— START OF SELECTED TEXT —

(462f) Graphic Synthesis Method for Multi-Technique Integration Separation Sequences of Multitudinous Refinery Gases

Graphic Synthesis Method for
Multi-technique Integration Separation Sequences of Multitudinous Refinery
Gases

Xuehua
Ruan, Hongyan Xiao, Xiaobin Jiang, Xiaoming Yan, Yan Dai, Gaohong He

School of Petroleum and Chemical Engineering, State Key
Laboratory of Fine Chemicals, Dalian University of Technology, Panjin,
Liaoning, P.R. China, 124221

Corresponding
Author Email: hgaohong@dlut.edu.cn

In petroleum and
chemical industries, considerable crude oil, i.e., 3~8 %, is converted into
refinery gases and used as furnace fuels. Many valuable species in the refinery
gases, e.g., H₂, C₂H₆, C₂H₄,
C₃H₈ and C₄H₁₀, are depleted.
Currently, this wastage is going on increasing because more and more
hydro-processes are built up for refining heavy sour crude oils to high quality
products. Accordingly, the effective separation of valuable species from
refinery gases has been one of the most potential approach to improve crude oil
utilization percentage.

— END OF SELECTED TEXT —
— START OF INFORMATION SUPPLIED —

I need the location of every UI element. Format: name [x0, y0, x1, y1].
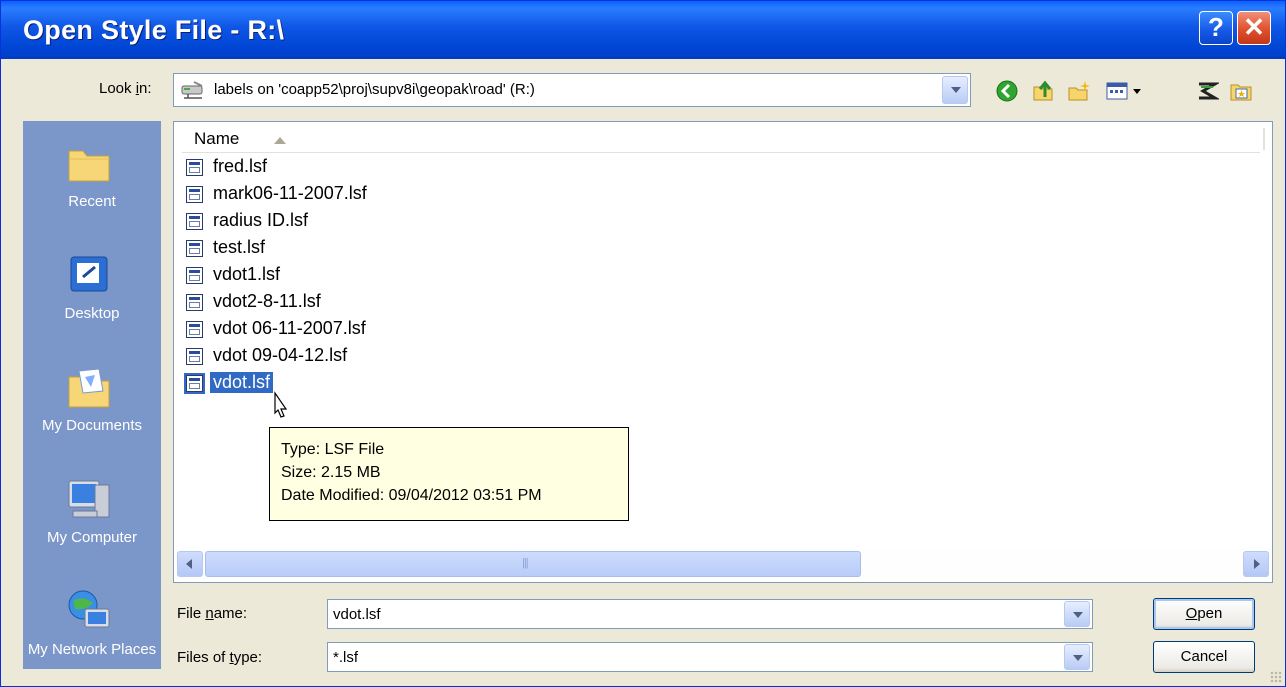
- scrollbar-thumb[interactable]: [205, 551, 861, 577]
- cancel-button[interactable]: Cancel: [1153, 641, 1255, 673]
- sort-ascending-icon: [274, 137, 286, 144]
- close-icon: ✕: [1243, 12, 1265, 42]
- mouse-cursor-icon: [274, 391, 288, 418]
- file-type-value: *.lsf: [333, 649, 359, 666]
- open-style-file-dialog: Open Style File - R:\ ? ✕ Look in: label…: [0, 0, 1286, 687]
- lsf-file-icon: [186, 321, 203, 338]
- file-name-label: File name:: [177, 605, 248, 622]
- recent-folder-icon: [68, 150, 110, 182]
- lsf-file-icon: [186, 240, 203, 257]
- lsf-file-icon: [184, 373, 205, 394]
- network-drive-icon: [181, 81, 203, 99]
- file-type-combo[interactable]: *.lsf: [327, 642, 1093, 672]
- lsf-file-icon: [186, 159, 203, 176]
- favorites-folder-icon[interactable]: [1229, 79, 1253, 103]
- lsf-file-icon: [186, 186, 203, 203]
- tooltip-size: Size: 2.15 MB: [281, 464, 381, 481]
- tooltip-date-modified: Date Modified: 09/04/2012 03:51 PM: [281, 487, 542, 504]
- resize-grip[interactable]: [1270, 671, 1282, 683]
- look-in-dropdown-button[interactable]: [942, 76, 968, 104]
- my-documents-icon: [68, 368, 110, 408]
- window-title: Open Style File - R:\: [23, 15, 285, 45]
- places-item-my-computer[interactable]: My Computer: [23, 465, 161, 575]
- up-folder-icon[interactable]: [1031, 79, 1055, 103]
- file-name-dropdown-button[interactable]: [1064, 601, 1090, 627]
- file-type-label: Files of type:: [177, 649, 263, 666]
- close-button[interactable]: ✕: [1237, 11, 1271, 45]
- my-computer-icon: [68, 480, 110, 518]
- bentley-icon[interactable]: [1195, 79, 1219, 103]
- horizontal-scrollbar[interactable]: [175, 549, 1271, 579]
- column-divider[interactable]: [1263, 128, 1265, 150]
- desktop-icon: [70, 256, 108, 292]
- file-name-input[interactable]: vdot.lsf: [327, 599, 1093, 629]
- open-button[interactable]: Open: [1153, 598, 1255, 630]
- scroll-right-button[interactable]: [1243, 551, 1269, 577]
- places-item-my-documents[interactable]: My Documents: [23, 353, 161, 463]
- places-item-my-network-places[interactable]: My Network Places: [23, 577, 161, 669]
- lsf-file-icon: [186, 294, 203, 311]
- tooltip-type: Type: LSF File: [281, 441, 385, 458]
- places-item-recent[interactable]: Recent: [23, 129, 161, 239]
- places-item-desktop[interactable]: Desktop: [23, 241, 161, 351]
- file-type-dropdown-button[interactable]: [1064, 644, 1090, 670]
- look-in-value: labels on 'coapp52\proj\supv8i\geopak\ro…: [214, 81, 535, 98]
- network-places-icon: [68, 590, 110, 628]
- views-menu-icon[interactable]: [1105, 79, 1145, 103]
- back-icon[interactable]: [995, 79, 1019, 103]
- places-bar: Recent Desktop My Documents My Computer …: [23, 121, 161, 669]
- column-header-label: Name: [194, 129, 240, 148]
- lsf-file-icon: [186, 213, 203, 230]
- look-in-label: Look in:: [99, 80, 152, 97]
- help-button[interactable]: ?: [1199, 11, 1233, 45]
- new-folder-icon[interactable]: [1067, 79, 1091, 103]
- title-bar[interactable]: Open Style File - R:\ ? ✕: [1, 1, 1285, 59]
- scroll-left-button[interactable]: [177, 551, 203, 577]
- lsf-file-icon: [186, 348, 203, 365]
- look-in-combo[interactable]: labels on 'coapp52\proj\supv8i\geopak\ro…: [173, 73, 971, 107]
- file-name-value: vdot.lsf: [333, 606, 381, 623]
- help-icon: ?: [1208, 12, 1224, 42]
- lsf-file-icon: [186, 267, 203, 284]
- file-info-tooltip: Type: LSF File Size: 2.15 MB Date Modifi…: [269, 427, 629, 521]
- column-header-name[interactable]: Name: [182, 126, 1265, 153]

— END OF INFORMATION SUPPLIED —

SHORT PROBLEM 1 - Return the stretch of the refinery gas abstract from "In petroleum and" through "utilization percentage.", word for word.
SHORT PROBLEM 2 - From the refinery gas abstract, list every valuable species it names as being found in refinery gases.
SHORT PROBLEM 3 -
Answer these questions from the refinery gas abstract:
(a) What share of crude oil is converted into refinery gases?
(b) What are refinery gases used as?
(c) In which city is the school of the authors located?

EXERCISE ANSWER 1 -
In petroleum and
chemical industries, considerable crude oil, i.e., 3~8 %, is converted into
refinery gases and used as furnace fuels. Many valuable species in the refinery
gases, e.g., H₂, C₂H₆, C₂H₄,
C₃H₈ and C₄H₁₀, are depleted.
Currently, this wastage is going on increasing because more and more
hydro-processes are built up for refining heavy sour crude oils to high quality
products. Accordingly, the effective separation of valuable species from
refinery gases has been one of the most potential approach to improve crude oil
utilization percentage.

EXERCISE ANSWER 2 -
H₂
C₂H₆
C₂H₄
C₃H₈
C₄H₁₀

EXERCISE ANSWER 3 -
(a) 3~8 %
(b) Furnace fuels
(c) Panjin